• [REQUIRED WORK]: Write out the records that appear below, verbatim and complete, but without pictures.

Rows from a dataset
***

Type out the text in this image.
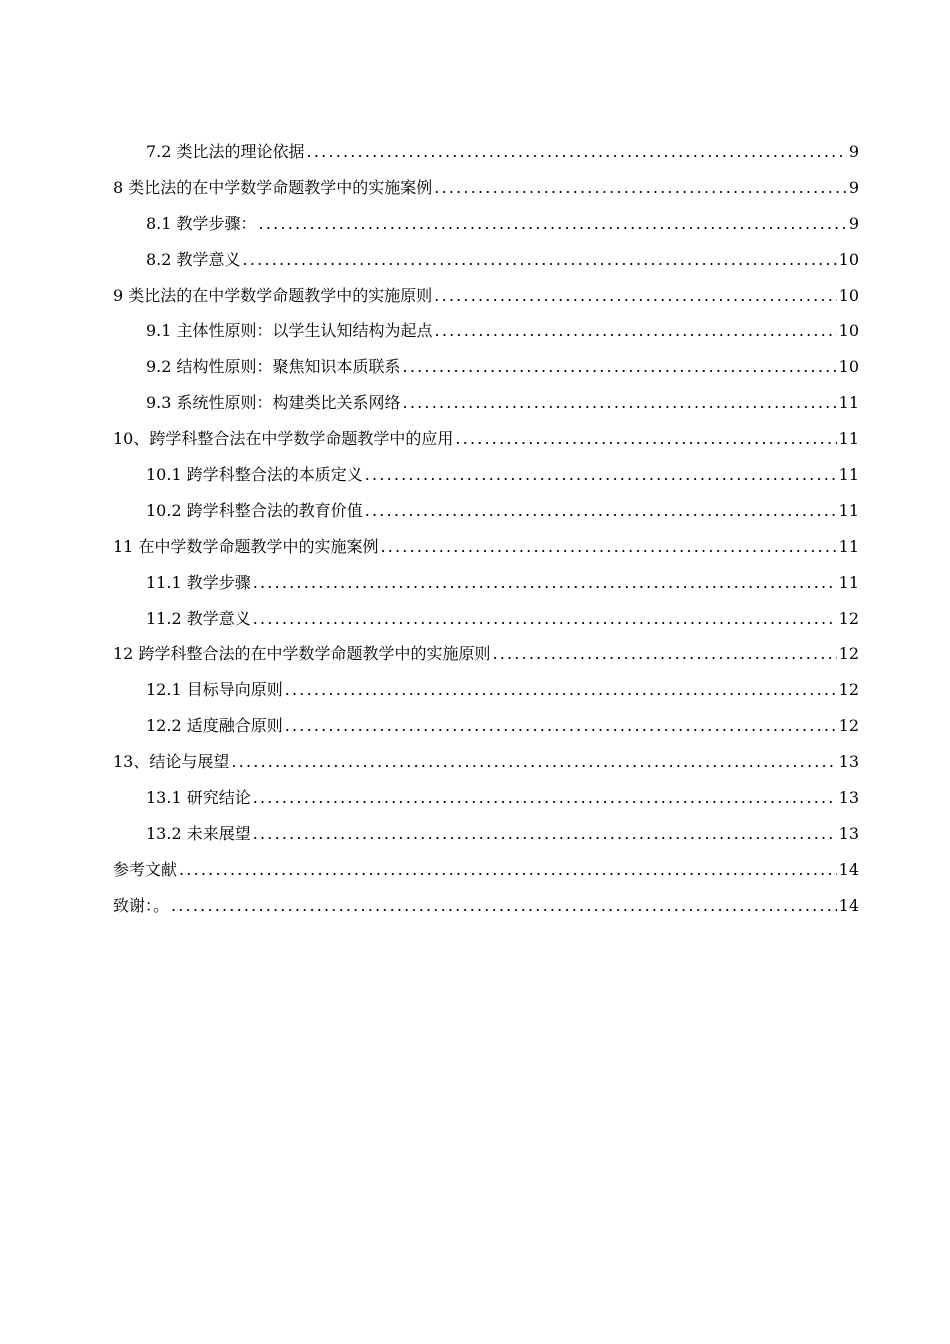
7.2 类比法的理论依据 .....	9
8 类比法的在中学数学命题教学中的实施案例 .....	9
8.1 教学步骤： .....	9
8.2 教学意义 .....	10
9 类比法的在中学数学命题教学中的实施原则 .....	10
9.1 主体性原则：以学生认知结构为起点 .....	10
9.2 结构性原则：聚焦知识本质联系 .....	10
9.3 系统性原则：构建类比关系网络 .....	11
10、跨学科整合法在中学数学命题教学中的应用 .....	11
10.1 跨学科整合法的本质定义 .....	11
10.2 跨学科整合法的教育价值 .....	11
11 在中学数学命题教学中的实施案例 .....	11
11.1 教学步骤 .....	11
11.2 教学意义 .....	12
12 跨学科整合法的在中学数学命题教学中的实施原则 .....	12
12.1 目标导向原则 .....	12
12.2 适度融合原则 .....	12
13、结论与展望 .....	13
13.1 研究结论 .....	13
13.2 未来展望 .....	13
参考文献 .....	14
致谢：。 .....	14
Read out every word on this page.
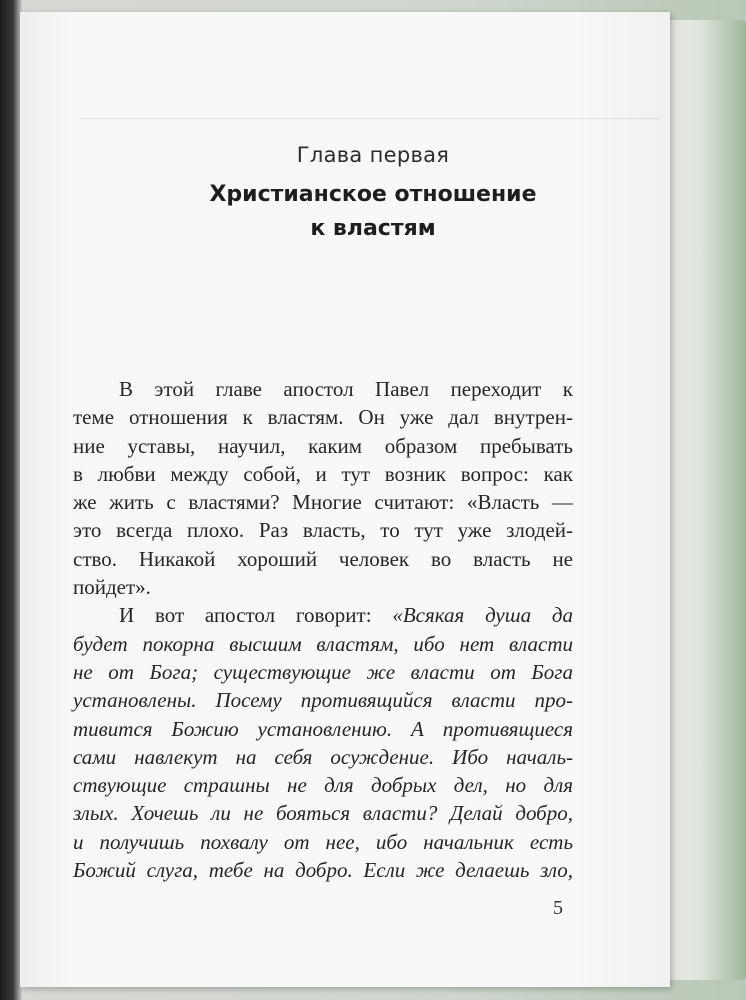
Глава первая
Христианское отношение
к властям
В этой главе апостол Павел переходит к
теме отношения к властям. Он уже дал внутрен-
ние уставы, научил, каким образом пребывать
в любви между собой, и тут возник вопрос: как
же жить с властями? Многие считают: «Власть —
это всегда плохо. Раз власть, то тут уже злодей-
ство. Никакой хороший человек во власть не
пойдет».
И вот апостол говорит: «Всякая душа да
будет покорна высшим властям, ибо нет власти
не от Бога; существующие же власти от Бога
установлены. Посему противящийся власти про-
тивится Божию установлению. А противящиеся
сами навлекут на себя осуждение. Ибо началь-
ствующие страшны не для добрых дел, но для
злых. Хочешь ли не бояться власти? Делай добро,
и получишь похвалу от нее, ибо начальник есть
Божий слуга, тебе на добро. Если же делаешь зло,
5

***

• [WRITTEN ANSWER]:
Type out the text in this image.
7.2 类比法的理论依据 .....	9
8 类比法的在中学数学命题教学中的实施案例 .....	9
8.1 教学步骤： .....	9
8.2 教学意义 .....	10
9 类比法的在中学数学命题教学中的实施原则 .....	10
9.1 主体性原则：以学生认知结构为起点 .....	10
9.2 结构性原则：聚焦知识本质联系 .....	10
9.3 系统性原则：构建类比关系网络 .....	11
10、跨学科整合法在中学数学命题教学中的应用 .....	11
10.1 跨学科整合法的本质定义 .....	11
10.2 跨学科整合法的教育价值 .....	11
11 在中学数学命题教学中的实施案例 .....	11
11.1 教学步骤 .....	11
11.2 教学意义 .....	12
12 跨学科整合法的在中学数学命题教学中的实施原则 .....	12
12.1 目标导向原则 .....	12
12.2 适度融合原则 .....	12
13、结论与展望 .....	13
13.1 研究结论 .....	13
13.2 未来展望 .....	13
参考文献 .....	14
致谢：。 .....	14
Read out every word on this page.
Глава первая
Христианское отношение
к властям
В этой главе апостол Павел переходит к
теме отношения к властям. Он уже дал внутрен-
ние уставы, научил, каким образом пребывать
в любви между собой, и тут возник вопрос: как
же жить с властями? Многие считают: «Власть —
это всегда плохо. Раз власть, то тут уже злодей-
ство. Никакой хороший человек во власть не
пойдет».
И вот апостол говорит: «Всякая душа да
будет покорна высшим властям, ибо нет власти
не от Бога; существующие же власти от Бога
установлены. Посему противящийся власти про-
тивится Божию установлению. А противящиеся
сами навлекут на себя осуждение. Ибо началь-
ствующие страшны не для добрых дел, но для
злых. Хочешь ли не бояться власти? Делай добро,
и получишь похвалу от нее, ибо начальник есть
Божий слуга, тебе на добро. Если же делаешь зло,
5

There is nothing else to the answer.